Written request:
Write each line exactly, from the line that holds "What's the underlying" through the final line of the material, and no other line.

Records to use:
━━━

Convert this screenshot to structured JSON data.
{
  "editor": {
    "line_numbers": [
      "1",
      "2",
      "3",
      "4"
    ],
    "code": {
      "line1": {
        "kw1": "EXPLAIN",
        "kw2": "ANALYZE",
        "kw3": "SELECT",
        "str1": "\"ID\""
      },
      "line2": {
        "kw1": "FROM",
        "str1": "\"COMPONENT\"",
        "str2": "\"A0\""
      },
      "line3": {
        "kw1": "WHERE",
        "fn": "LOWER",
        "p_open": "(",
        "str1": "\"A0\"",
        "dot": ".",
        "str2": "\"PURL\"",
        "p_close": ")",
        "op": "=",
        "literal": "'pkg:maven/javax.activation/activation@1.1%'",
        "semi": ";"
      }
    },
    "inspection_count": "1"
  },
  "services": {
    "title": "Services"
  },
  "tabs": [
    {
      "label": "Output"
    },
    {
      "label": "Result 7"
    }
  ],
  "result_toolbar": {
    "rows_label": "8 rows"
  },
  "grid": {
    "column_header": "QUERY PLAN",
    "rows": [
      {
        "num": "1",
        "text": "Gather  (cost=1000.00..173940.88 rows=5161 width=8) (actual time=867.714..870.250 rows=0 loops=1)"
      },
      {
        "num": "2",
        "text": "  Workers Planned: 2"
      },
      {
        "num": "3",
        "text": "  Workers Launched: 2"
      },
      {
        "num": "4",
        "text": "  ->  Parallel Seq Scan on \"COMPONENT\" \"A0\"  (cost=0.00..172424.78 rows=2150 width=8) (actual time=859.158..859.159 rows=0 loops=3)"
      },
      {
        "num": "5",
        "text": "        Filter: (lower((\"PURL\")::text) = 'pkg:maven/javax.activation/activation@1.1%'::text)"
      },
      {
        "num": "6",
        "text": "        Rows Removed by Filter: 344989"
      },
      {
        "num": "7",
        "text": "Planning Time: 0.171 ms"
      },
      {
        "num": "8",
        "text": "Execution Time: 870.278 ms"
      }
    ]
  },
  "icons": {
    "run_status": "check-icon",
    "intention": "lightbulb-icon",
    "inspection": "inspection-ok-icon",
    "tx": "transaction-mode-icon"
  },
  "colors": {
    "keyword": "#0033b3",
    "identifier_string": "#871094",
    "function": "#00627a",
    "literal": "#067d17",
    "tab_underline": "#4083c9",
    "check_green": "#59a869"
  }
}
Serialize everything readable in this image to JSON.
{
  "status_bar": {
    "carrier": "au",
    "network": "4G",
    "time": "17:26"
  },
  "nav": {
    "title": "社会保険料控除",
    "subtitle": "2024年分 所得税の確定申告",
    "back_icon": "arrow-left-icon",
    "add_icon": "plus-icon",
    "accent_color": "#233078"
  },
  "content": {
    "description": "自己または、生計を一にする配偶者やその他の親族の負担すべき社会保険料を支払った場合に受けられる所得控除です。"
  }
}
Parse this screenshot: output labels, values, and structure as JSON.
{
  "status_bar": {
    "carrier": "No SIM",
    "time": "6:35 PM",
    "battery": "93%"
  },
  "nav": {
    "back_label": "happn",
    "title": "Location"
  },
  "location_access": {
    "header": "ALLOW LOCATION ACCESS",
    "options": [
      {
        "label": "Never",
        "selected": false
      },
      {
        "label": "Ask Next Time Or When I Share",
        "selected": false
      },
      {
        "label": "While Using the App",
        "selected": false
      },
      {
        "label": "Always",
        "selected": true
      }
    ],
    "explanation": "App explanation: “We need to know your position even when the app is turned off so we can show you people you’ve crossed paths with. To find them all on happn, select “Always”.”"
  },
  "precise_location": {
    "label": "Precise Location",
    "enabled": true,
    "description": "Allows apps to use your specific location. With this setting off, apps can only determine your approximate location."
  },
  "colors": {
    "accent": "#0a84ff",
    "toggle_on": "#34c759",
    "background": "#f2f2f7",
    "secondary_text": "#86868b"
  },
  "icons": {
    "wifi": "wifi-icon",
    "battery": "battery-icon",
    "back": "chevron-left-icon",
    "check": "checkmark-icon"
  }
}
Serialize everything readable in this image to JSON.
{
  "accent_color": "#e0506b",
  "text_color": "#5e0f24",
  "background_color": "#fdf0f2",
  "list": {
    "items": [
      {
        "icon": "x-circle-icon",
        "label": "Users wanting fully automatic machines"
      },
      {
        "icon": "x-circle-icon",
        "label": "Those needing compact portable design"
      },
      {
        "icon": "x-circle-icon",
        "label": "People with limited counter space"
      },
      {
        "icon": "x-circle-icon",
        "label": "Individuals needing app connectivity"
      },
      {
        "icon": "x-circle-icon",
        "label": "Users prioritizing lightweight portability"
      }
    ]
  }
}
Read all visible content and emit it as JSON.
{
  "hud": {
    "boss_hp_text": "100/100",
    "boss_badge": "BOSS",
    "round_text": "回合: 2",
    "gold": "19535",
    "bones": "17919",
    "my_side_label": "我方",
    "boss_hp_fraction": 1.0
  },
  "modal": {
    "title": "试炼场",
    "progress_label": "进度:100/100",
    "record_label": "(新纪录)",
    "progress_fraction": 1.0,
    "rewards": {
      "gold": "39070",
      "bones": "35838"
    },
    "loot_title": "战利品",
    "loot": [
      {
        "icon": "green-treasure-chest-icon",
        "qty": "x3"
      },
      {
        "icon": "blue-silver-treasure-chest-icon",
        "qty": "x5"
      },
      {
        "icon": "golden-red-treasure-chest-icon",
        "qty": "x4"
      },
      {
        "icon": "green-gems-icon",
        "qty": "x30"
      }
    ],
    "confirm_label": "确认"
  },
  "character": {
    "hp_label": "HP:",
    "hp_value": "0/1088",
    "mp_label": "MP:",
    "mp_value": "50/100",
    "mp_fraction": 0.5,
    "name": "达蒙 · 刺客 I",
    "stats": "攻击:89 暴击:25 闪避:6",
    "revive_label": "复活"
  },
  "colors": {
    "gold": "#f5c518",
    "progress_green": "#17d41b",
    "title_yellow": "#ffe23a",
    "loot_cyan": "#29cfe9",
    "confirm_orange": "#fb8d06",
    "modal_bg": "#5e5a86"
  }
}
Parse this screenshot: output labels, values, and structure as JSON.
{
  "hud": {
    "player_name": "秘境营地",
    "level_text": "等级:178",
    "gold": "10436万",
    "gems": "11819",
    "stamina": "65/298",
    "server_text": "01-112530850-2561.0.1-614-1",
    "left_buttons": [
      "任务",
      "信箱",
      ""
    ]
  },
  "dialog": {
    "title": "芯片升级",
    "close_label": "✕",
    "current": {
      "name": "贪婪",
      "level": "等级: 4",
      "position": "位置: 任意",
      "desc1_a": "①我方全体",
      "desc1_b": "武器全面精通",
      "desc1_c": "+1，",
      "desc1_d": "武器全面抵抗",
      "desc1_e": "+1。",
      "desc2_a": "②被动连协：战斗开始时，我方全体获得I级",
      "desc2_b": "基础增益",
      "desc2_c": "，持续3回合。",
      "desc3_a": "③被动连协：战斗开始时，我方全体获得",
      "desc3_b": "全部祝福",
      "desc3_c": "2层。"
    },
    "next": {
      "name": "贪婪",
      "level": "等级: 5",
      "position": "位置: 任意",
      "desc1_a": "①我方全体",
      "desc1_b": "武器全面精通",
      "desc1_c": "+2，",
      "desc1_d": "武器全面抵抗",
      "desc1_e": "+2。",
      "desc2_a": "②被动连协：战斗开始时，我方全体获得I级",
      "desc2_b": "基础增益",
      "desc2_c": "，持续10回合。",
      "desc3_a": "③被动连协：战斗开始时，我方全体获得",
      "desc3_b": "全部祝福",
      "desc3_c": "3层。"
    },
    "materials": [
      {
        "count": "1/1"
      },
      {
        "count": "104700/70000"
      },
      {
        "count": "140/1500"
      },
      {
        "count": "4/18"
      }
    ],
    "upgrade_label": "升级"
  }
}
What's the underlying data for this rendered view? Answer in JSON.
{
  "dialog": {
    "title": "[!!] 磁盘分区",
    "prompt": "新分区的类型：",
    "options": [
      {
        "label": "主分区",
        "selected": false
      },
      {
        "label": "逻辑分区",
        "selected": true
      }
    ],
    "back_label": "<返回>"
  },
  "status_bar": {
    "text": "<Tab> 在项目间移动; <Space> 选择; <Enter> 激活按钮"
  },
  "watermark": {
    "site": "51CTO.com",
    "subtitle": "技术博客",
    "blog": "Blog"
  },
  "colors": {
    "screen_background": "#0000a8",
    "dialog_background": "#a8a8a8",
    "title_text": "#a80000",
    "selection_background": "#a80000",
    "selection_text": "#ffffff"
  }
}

━━━

Exercise response:
What's the underlying data for this rendered view? Answer in JSON.
{
  "dialog": {
    "title": "[!!] 磁盘分区",
    "prompt": "新分区的类型：",
    "options": [
      {
        "label": "主分区",
        "selected": false
      },
      {
        "label": "逻辑分区",
        "selected": true
      }
    ],
    "back_label": "<返回>"
  },
  "status_bar": {
    "text": "<Tab> 在项目间移动; <Space> 选择; <Enter> 激活按钮"
  },
  "watermark": {
    "site": "51CTO.com",
    "subtitle": "技术博客",
    "blog": "Blog"
  },
  "colors": {
    "screen_background": "#0000a8",
    "dialog_background": "#a8a8a8",
    "title_text": "#a80000",
    "selection_background": "#a80000",
    "selection_text": "#ffffff"
  }
}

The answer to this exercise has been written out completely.